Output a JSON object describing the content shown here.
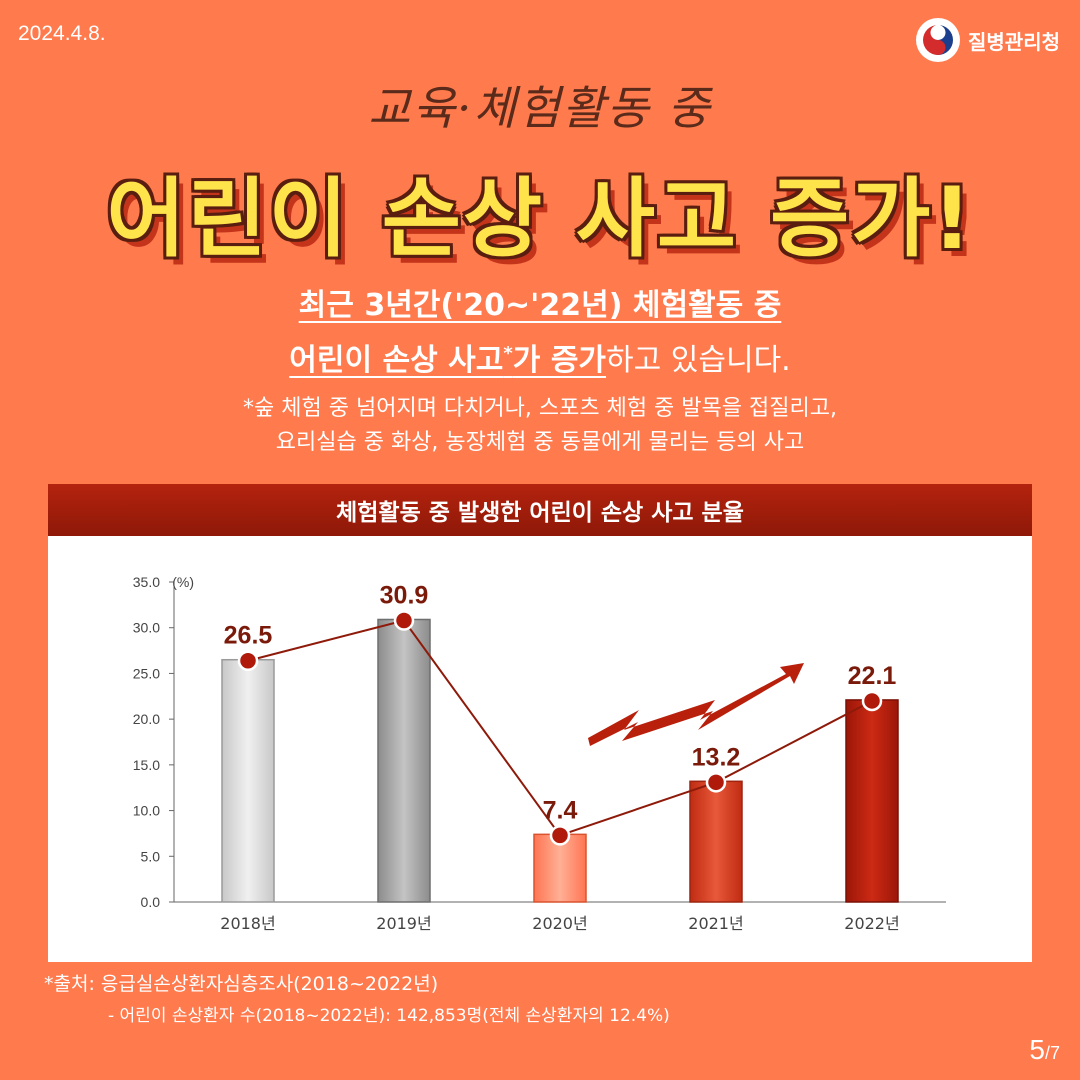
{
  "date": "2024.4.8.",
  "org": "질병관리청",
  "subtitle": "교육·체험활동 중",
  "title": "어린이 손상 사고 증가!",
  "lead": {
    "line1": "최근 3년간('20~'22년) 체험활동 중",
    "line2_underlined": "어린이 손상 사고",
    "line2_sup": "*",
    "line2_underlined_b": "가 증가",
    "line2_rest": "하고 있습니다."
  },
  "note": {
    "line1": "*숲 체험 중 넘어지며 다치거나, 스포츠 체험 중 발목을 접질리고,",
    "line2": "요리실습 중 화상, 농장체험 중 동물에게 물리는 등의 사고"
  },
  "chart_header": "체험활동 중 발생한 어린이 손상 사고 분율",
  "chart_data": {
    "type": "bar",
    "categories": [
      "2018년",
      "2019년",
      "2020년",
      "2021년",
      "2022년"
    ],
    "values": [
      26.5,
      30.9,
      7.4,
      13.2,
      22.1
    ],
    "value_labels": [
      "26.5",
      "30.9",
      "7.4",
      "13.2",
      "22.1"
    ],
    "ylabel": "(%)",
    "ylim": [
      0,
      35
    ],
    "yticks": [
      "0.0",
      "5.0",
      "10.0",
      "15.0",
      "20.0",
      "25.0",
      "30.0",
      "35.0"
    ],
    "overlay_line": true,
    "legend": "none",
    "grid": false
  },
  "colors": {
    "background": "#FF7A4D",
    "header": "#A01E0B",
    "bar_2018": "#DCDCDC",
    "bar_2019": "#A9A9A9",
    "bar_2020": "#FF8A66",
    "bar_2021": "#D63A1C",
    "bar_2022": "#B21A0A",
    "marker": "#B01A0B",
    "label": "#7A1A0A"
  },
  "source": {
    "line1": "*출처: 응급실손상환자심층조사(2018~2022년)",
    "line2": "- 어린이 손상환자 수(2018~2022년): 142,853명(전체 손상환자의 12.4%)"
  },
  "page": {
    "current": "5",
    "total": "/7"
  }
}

++++++++++++++++++++

* **The exercise**
Without including any pictures, print all of the material exactly as given.

* **Answer below**
Output a JSON object describing the content shown here.
{
  "date": "2024.4.8.",
  "org": "질병관리청",
  "subtitle": "교육·체험활동 중",
  "title": "어린이 손상 사고 증가!",
  "lead": {
    "line1": "최근 3년간('20~'22년) 체험활동 중",
    "line2_underlined": "어린이 손상 사고",
    "line2_sup": "*",
    "line2_underlined_b": "가 증가",
    "line2_rest": "하고 있습니다."
  },
  "note": {
    "line1": "*숲 체험 중 넘어지며 다치거나, 스포츠 체험 중 발목을 접질리고,",
    "line2": "요리실습 중 화상, 농장체험 중 동물에게 물리는 등의 사고"
  },
  "chart_header": "체험활동 중 발생한 어린이 손상 사고 분율",
  "chart_data": {
    "type": "bar",
    "categories": [
      "2018년",
      "2019년",
      "2020년",
      "2021년",
      "2022년"
    ],
    "values": [
      26.5,
      30.9,
      7.4,
      13.2,
      22.1
    ],
    "value_labels": [
      "26.5",
      "30.9",
      "7.4",
      "13.2",
      "22.1"
    ],
    "ylabel": "(%)",
    "ylim": [
      0,
      35
    ],
    "yticks": [
      "0.0",
      "5.0",
      "10.0",
      "15.0",
      "20.0",
      "25.0",
      "30.0",
      "35.0"
    ],
    "overlay_line": true,
    "legend": "none",
    "grid": false
  },
  "colors": {
    "background": "#FF7A4D",
    "header": "#A01E0B",
    "bar_2018": "#DCDCDC",
    "bar_2019": "#A9A9A9",
    "bar_2020": "#FF8A66",
    "bar_2021": "#D63A1C",
    "bar_2022": "#B21A0A",
    "marker": "#B01A0B",
    "label": "#7A1A0A"
  },
  "source": {
    "line1": "*출처: 응급실손상환자심층조사(2018~2022년)",
    "line2": "- 어린이 손상환자 수(2018~2022년): 142,853명(전체 손상환자의 12.4%)"
  },
  "page": {
    "current": "5",
    "total": "/7"
  }
}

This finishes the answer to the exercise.